◆ INSTRUCTIONS TO FOLLOW: Retype all material exactly. Pictures stay out of the copy.
─── DATA LINES
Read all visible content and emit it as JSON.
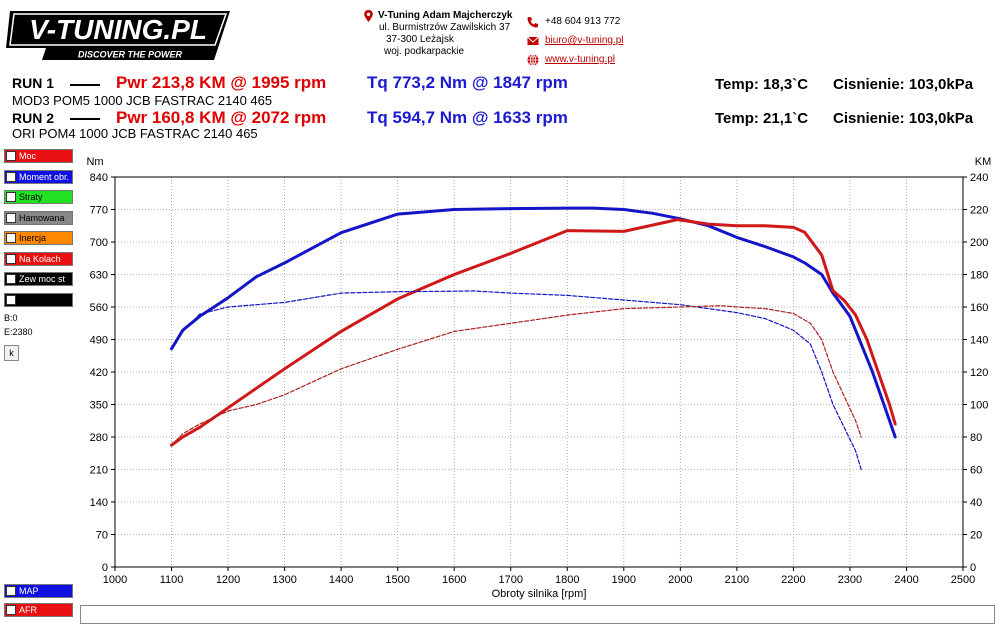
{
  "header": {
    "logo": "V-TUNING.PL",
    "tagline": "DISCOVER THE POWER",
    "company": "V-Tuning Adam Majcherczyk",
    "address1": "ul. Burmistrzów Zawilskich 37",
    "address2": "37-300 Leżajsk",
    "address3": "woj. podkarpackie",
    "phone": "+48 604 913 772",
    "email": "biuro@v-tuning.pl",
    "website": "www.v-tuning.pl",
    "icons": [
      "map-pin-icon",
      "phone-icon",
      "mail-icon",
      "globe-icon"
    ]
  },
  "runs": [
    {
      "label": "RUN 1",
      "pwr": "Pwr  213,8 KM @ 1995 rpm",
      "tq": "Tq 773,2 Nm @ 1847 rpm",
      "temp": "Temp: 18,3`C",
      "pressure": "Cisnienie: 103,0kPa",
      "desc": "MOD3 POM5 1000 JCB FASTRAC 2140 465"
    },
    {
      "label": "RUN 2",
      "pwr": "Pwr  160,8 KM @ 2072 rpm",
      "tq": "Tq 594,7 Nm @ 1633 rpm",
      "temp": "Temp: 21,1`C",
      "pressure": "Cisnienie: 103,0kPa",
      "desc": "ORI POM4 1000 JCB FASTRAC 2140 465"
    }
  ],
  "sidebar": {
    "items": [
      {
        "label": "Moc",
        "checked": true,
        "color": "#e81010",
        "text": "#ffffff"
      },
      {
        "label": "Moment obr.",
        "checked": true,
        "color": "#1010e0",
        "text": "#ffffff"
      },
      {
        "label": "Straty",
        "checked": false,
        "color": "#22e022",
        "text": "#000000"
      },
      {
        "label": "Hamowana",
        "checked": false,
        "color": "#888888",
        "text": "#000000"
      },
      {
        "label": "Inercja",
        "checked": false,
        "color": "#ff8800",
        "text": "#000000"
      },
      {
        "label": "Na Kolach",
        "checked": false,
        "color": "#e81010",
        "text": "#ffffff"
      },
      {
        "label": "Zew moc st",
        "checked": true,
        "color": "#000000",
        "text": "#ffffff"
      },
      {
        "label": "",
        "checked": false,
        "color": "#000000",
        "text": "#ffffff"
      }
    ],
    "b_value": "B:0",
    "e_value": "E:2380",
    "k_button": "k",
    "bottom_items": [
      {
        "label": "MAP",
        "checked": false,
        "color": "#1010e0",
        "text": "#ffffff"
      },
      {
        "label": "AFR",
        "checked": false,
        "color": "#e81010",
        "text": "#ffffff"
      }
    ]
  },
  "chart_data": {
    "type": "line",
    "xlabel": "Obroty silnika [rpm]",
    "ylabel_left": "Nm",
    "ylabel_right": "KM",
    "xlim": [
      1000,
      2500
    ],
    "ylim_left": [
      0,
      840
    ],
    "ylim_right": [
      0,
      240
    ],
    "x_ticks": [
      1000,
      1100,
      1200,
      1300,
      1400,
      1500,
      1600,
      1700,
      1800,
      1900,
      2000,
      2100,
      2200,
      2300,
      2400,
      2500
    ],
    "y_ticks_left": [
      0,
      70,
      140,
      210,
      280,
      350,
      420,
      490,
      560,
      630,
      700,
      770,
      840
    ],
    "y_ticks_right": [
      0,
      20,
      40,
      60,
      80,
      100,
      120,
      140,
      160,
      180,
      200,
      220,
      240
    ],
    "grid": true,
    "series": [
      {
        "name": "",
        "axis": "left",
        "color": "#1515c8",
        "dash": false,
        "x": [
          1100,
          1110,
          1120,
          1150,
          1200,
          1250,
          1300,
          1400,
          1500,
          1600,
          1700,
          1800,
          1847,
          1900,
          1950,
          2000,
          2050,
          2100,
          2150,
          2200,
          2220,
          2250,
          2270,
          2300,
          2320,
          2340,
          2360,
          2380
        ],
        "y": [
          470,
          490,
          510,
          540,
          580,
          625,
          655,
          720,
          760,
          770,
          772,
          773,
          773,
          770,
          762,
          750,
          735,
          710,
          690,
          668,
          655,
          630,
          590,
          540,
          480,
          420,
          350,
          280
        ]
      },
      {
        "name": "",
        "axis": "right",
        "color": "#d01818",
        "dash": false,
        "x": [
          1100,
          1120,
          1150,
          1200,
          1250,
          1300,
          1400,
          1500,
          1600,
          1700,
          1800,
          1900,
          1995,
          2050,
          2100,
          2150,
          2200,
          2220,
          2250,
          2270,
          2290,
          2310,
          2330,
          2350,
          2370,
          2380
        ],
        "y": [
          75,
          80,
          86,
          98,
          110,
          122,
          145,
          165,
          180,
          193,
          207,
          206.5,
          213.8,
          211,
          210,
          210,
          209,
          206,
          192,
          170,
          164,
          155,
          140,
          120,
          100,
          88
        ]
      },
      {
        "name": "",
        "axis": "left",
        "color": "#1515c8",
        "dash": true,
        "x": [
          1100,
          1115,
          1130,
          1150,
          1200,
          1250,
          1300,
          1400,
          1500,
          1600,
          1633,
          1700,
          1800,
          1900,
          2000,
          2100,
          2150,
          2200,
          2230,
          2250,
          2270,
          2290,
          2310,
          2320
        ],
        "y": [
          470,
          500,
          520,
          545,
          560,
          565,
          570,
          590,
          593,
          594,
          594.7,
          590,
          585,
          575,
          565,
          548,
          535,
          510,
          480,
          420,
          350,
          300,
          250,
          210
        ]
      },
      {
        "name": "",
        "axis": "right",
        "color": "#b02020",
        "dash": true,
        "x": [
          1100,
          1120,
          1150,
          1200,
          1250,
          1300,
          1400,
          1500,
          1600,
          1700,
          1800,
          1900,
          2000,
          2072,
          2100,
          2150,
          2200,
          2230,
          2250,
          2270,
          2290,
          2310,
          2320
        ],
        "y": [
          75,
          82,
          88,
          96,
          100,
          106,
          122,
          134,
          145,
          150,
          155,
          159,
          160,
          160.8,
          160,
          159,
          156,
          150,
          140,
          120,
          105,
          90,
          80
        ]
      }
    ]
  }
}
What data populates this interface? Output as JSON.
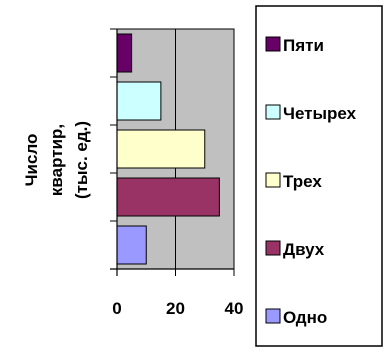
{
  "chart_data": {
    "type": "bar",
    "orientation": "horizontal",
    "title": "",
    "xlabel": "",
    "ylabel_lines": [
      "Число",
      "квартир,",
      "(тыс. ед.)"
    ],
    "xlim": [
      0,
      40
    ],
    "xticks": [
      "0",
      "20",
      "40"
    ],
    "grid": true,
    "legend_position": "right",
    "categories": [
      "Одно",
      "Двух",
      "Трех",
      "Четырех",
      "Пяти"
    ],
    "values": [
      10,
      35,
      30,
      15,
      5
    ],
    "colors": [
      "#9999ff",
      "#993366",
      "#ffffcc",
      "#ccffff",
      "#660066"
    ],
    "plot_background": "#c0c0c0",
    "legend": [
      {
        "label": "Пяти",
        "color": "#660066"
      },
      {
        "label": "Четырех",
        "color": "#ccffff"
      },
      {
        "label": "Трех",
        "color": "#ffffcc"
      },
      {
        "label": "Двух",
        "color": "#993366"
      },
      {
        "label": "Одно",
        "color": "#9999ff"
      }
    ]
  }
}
──────
◆ RESPONSE TO THE TASK:
Read all visible content and emit it as JSON.
{
  "header": {
    "logo": "V-TUNING.PL",
    "tagline": "DISCOVER THE POWER",
    "company": "V-Tuning Adam Majcherczyk",
    "address1": "ul. Burmistrzów Zawilskich 37",
    "address2": "37-300 Leżajsk",
    "address3": "woj. podkarpackie",
    "phone": "+48 604 913 772",
    "email": "biuro@v-tuning.pl",
    "website": "www.v-tuning.pl",
    "icons": [
      "map-pin-icon",
      "phone-icon",
      "mail-icon",
      "globe-icon"
    ]
  },
  "runs": [
    {
      "label": "RUN 1",
      "pwr": "Pwr  213,8 KM @ 1995 rpm",
      "tq": "Tq 773,2 Nm @ 1847 rpm",
      "temp": "Temp: 18,3`C",
      "pressure": "Cisnienie: 103,0kPa",
      "desc": "MOD3 POM5 1000 JCB FASTRAC 2140 465"
    },
    {
      "label": "RUN 2",
      "pwr": "Pwr  160,8 KM @ 2072 rpm",
      "tq": "Tq 594,7 Nm @ 1633 rpm",
      "temp": "Temp: 21,1`C",
      "pressure": "Cisnienie: 103,0kPa",
      "desc": "ORI POM4 1000 JCB FASTRAC 2140 465"
    }
  ],
  "sidebar": {
    "items": [
      {
        "label": "Moc",
        "checked": true,
        "color": "#e81010",
        "text": "#ffffff"
      },
      {
        "label": "Moment obr.",
        "checked": true,
        "color": "#1010e0",
        "text": "#ffffff"
      },
      {
        "label": "Straty",
        "checked": false,
        "color": "#22e022",
        "text": "#000000"
      },
      {
        "label": "Hamowana",
        "checked": false,
        "color": "#888888",
        "text": "#000000"
      },
      {
        "label": "Inercja",
        "checked": false,
        "color": "#ff8800",
        "text": "#000000"
      },
      {
        "label": "Na Kolach",
        "checked": false,
        "color": "#e81010",
        "text": "#ffffff"
      },
      {
        "label": "Zew moc st",
        "checked": true,
        "color": "#000000",
        "text": "#ffffff"
      },
      {
        "label": "",
        "checked": false,
        "color": "#000000",
        "text": "#ffffff"
      }
    ],
    "b_value": "B:0",
    "e_value": "E:2380",
    "k_button": "k",
    "bottom_items": [
      {
        "label": "MAP",
        "checked": false,
        "color": "#1010e0",
        "text": "#ffffff"
      },
      {
        "label": "AFR",
        "checked": false,
        "color": "#e81010",
        "text": "#ffffff"
      }
    ]
  },
  "chart_data": {
    "type": "line",
    "xlabel": "Obroty silnika [rpm]",
    "ylabel_left": "Nm",
    "ylabel_right": "KM",
    "xlim": [
      1000,
      2500
    ],
    "ylim_left": [
      0,
      840
    ],
    "ylim_right": [
      0,
      240
    ],
    "x_ticks": [
      1000,
      1100,
      1200,
      1300,
      1400,
      1500,
      1600,
      1700,
      1800,
      1900,
      2000,
      2100,
      2200,
      2300,
      2400,
      2500
    ],
    "y_ticks_left": [
      0,
      70,
      140,
      210,
      280,
      350,
      420,
      490,
      560,
      630,
      700,
      770,
      840
    ],
    "y_ticks_right": [
      0,
      20,
      40,
      60,
      80,
      100,
      120,
      140,
      160,
      180,
      200,
      220,
      240
    ],
    "grid": true,
    "series": [
      {
        "name": "",
        "axis": "left",
        "color": "#1515c8",
        "dash": false,
        "x": [
          1100,
          1110,
          1120,
          1150,
          1200,
          1250,
          1300,
          1400,
          1500,
          1600,
          1700,
          1800,
          1847,
          1900,
          1950,
          2000,
          2050,
          2100,
          2150,
          2200,
          2220,
          2250,
          2270,
          2300,
          2320,
          2340,
          2360,
          2380
        ],
        "y": [
          470,
          490,
          510,
          540,
          580,
          625,
          655,
          720,
          760,
          770,
          772,
          773,
          773,
          770,
          762,
          750,
          735,
          710,
          690,
          668,
          655,
          630,
          590,
          540,
          480,
          420,
          350,
          280
        ]
      },
      {
        "name": "",
        "axis": "right",
        "color": "#d01818",
        "dash": false,
        "x": [
          1100,
          1120,
          1150,
          1200,
          1250,
          1300,
          1400,
          1500,
          1600,
          1700,
          1800,
          1900,
          1995,
          2050,
          2100,
          2150,
          2200,
          2220,
          2250,
          2270,
          2290,
          2310,
          2330,
          2350,
          2370,
          2380
        ],
        "y": [
          75,
          80,
          86,
          98,
          110,
          122,
          145,
          165,
          180,
          193,
          207,
          206.5,
          213.8,
          211,
          210,
          210,
          209,
          206,
          192,
          170,
          164,
          155,
          140,
          120,
          100,
          88
        ]
      },
      {
        "name": "",
        "axis": "left",
        "color": "#1515c8",
        "dash": true,
        "x": [
          1100,
          1115,
          1130,
          1150,
          1200,
          1250,
          1300,
          1400,
          1500,
          1600,
          1633,
          1700,
          1800,
          1900,
          2000,
          2100,
          2150,
          2200,
          2230,
          2250,
          2270,
          2290,
          2310,
          2320
        ],
        "y": [
          470,
          500,
          520,
          545,
          560,
          565,
          570,
          590,
          593,
          594,
          594.7,
          590,
          585,
          575,
          565,
          548,
          535,
          510,
          480,
          420,
          350,
          300,
          250,
          210
        ]
      },
      {
        "name": "",
        "axis": "right",
        "color": "#b02020",
        "dash": true,
        "x": [
          1100,
          1120,
          1150,
          1200,
          1250,
          1300,
          1400,
          1500,
          1600,
          1700,
          1800,
          1900,
          2000,
          2072,
          2100,
          2150,
          2200,
          2230,
          2250,
          2270,
          2290,
          2310,
          2320
        ],
        "y": [
          75,
          82,
          88,
          96,
          100,
          106,
          122,
          134,
          145,
          150,
          155,
          159,
          160,
          160.8,
          160,
          159,
          156,
          150,
          140,
          120,
          105,
          90,
          80
        ]
      }
    ]
  }
}
What data populates this interface? Output as JSON.
{
  "chart_data": {
    "type": "bar",
    "orientation": "horizontal",
    "title": "",
    "xlabel": "",
    "ylabel_lines": [
      "Число",
      "квартир,",
      "(тыс. ед.)"
    ],
    "xlim": [
      0,
      40
    ],
    "xticks": [
      "0",
      "20",
      "40"
    ],
    "grid": true,
    "legend_position": "right",
    "categories": [
      "Одно",
      "Двух",
      "Трех",
      "Четырех",
      "Пяти"
    ],
    "values": [
      10,
      35,
      30,
      15,
      5
    ],
    "colors": [
      "#9999ff",
      "#993366",
      "#ffffcc",
      "#ccffff",
      "#660066"
    ],
    "plot_background": "#c0c0c0",
    "legend": [
      {
        "label": "Пяти",
        "color": "#660066"
      },
      {
        "label": "Четырех",
        "color": "#ccffff"
      },
      {
        "label": "Трех",
        "color": "#ffffcc"
      },
      {
        "label": "Двух",
        "color": "#993366"
      },
      {
        "label": "Одно",
        "color": "#9999ff"
      }
    ]
  }
}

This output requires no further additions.